Collected data
□ □ □ □ □
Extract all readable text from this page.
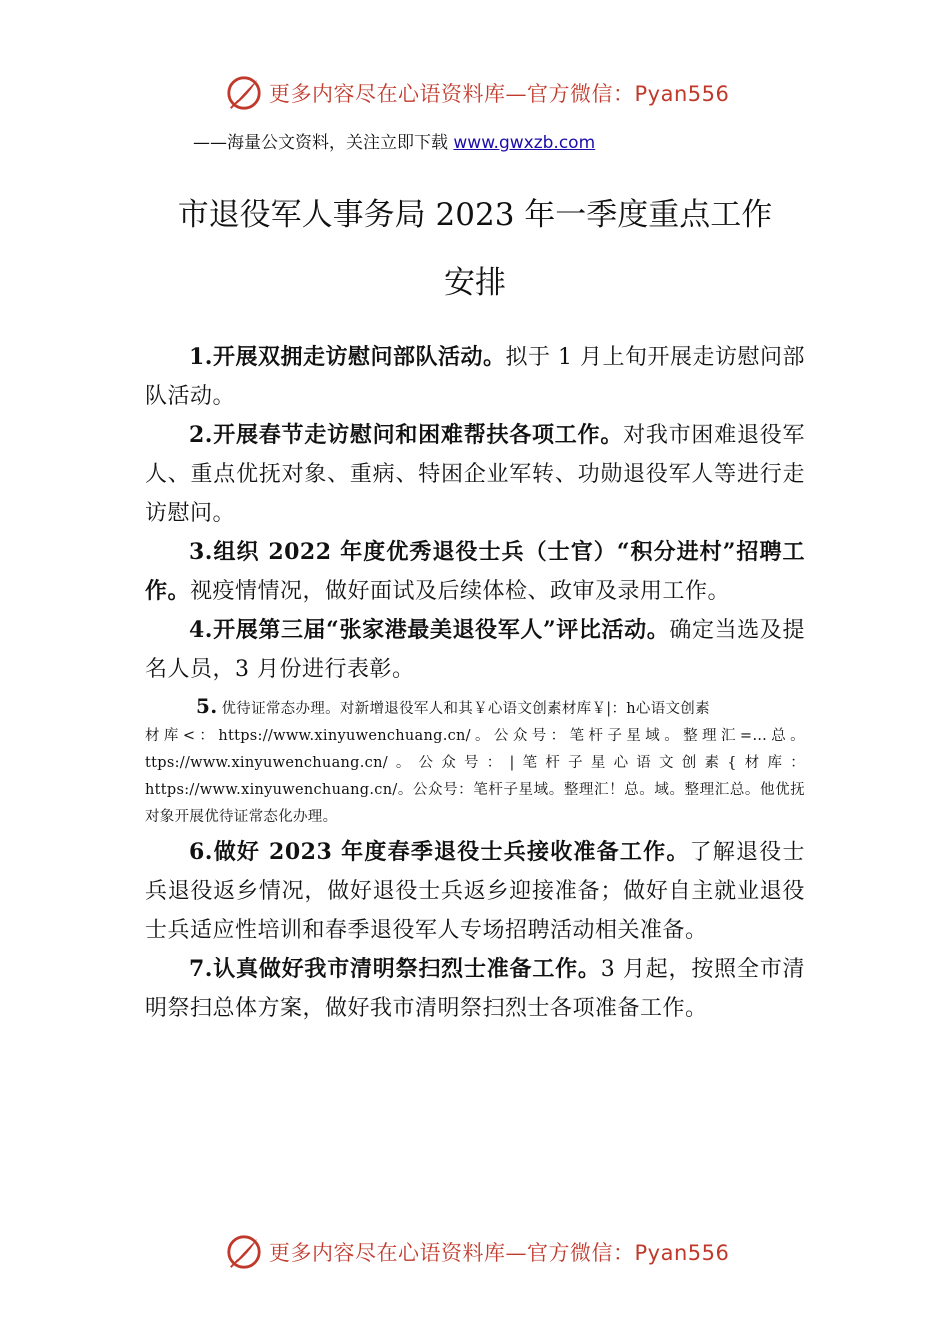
更多内容尽在心语资料库—官方微信：Pyan556
——海量公文资料，关注立即下载 www.gwxzb.com
市退役军人事务局 2023 年一季度重点工作
安排

1.开展双拥走访慰问部队活动。拟于 1 月上旬开展走访慰问部队活动。

2.开展春节走访慰问和困难帮扶各项工作。对我市困难退役军人、重点优抚对象、重病、特困企业军转、功勋退役军人等进行走访慰问。

3.组织 2022 年度优秀退役士兵（士官）“积分进村”招聘工作。视疫情情况，做好面试及后续体检、政审及录用工作。

4.开展第三届“张家港最美退役军人”评比活动。确定当选及提名人员，3 月份进行表彰。

5. 优待证常态办理。对新增退役军人和其￥心语文创素材库￥|：h心语文创素
材库<：https://www.xinyuwenchuang.cn/。公众号：笔杆子星域。整理汇=…总。ttps://www.xinyuwenchuang.cn/。公众号：|笔杆子星心语文创素{材库：https://www.xinyuwenchuang.cn/。公众号：笔杆子星域。整理汇！总。域。整理汇总。他优抚对象开展优待证常态化办理。

6.做好 2023 年度春季退役士兵接收准备工作。了解退役士兵退役返乡情况，做好退役士兵返乡迎接准备；做好自主就业退役士兵适应性培训和春季退役军人专场招聘活动相关准备。

7.认真做好我市清明祭扫烈士准备工作。3 月起，按照全市清明祭扫总体方案，做好我市清明祭扫烈士各项准备工作。

更多内容尽在心语资料库—官方微信：Pyan556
□ □ □ □ □
Do this: Output the data above without changes, apart from leaving out the pictures.

Expected answer:
Extract all readable text from this page.
更多内容尽在心语资料库—官方微信：Pyan556
——海量公文资料，关注立即下载 www.gwxzb.com
市退役军人事务局 2023 年一季度重点工作
安排

1.开展双拥走访慰问部队活动。拟于 1 月上旬开展走访慰问部队活动。

2.开展春节走访慰问和困难帮扶各项工作。对我市困难退役军人、重点优抚对象、重病、特困企业军转、功勋退役军人等进行走访慰问。

3.组织 2022 年度优秀退役士兵（士官）“积分进村”招聘工作。视疫情情况，做好面试及后续体检、政审及录用工作。

4.开展第三届“张家港最美退役军人”评比活动。确定当选及提名人员，3 月份进行表彰。

5. 优待证常态办理。对新增退役军人和其￥心语文创素材库￥|：h心语文创素
材库<：https://www.xinyuwenchuang.cn/。公众号：笔杆子星域。整理汇=…总。ttps://www.xinyuwenchuang.cn/。公众号：|笔杆子星心语文创素{材库：https://www.xinyuwenchuang.cn/。公众号：笔杆子星域。整理汇！总。域。整理汇总。他优抚对象开展优待证常态化办理。

6.做好 2023 年度春季退役士兵接收准备工作。了解退役士兵退役返乡情况，做好退役士兵返乡迎接准备；做好自主就业退役士兵适应性培训和春季退役军人专场招聘活动相关准备。

7.认真做好我市清明祭扫烈士准备工作。3 月起，按照全市清明祭扫总体方案，做好我市清明祭扫烈士各项准备工作。

更多内容尽在心语资料库—官方微信：Pyan556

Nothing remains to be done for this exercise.